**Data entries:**
-- BEGIN --
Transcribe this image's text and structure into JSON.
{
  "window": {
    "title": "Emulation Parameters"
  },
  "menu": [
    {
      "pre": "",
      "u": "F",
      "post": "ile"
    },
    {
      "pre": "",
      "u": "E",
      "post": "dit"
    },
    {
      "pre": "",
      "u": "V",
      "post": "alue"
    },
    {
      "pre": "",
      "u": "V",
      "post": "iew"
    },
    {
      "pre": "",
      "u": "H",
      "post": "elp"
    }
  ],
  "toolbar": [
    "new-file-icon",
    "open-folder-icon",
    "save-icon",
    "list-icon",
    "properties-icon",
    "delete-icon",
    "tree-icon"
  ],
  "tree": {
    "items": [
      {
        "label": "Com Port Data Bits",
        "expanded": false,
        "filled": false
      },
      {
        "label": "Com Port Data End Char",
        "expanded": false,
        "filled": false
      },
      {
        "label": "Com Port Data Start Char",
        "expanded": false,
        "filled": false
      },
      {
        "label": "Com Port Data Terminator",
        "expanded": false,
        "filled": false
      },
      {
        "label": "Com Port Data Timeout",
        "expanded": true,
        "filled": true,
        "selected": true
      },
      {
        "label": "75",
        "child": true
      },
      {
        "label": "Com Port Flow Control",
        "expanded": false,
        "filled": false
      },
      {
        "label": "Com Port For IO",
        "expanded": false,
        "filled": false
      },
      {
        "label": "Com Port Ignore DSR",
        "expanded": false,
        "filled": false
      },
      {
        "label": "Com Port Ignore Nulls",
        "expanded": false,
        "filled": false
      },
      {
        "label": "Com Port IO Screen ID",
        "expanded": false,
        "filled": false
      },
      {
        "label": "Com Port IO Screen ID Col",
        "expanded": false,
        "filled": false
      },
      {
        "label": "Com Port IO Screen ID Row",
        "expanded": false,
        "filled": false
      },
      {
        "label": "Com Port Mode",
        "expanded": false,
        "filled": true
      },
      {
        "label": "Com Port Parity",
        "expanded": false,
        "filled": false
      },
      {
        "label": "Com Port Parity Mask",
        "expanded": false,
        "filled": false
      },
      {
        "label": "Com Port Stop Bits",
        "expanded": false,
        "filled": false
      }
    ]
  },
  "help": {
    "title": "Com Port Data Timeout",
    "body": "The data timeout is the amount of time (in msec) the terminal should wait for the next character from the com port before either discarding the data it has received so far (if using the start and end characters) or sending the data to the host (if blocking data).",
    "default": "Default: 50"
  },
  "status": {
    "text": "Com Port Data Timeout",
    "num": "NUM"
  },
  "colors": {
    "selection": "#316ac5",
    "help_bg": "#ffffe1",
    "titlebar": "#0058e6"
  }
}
-- END --
**Short exercise:** List every line above containing the word "icon".

**Expected output:**
    "new-file-icon",
    "open-folder-icon",
    "save-icon",
    "list-icon",
    "properties-icon",
    "delete-icon",
    "tree-icon"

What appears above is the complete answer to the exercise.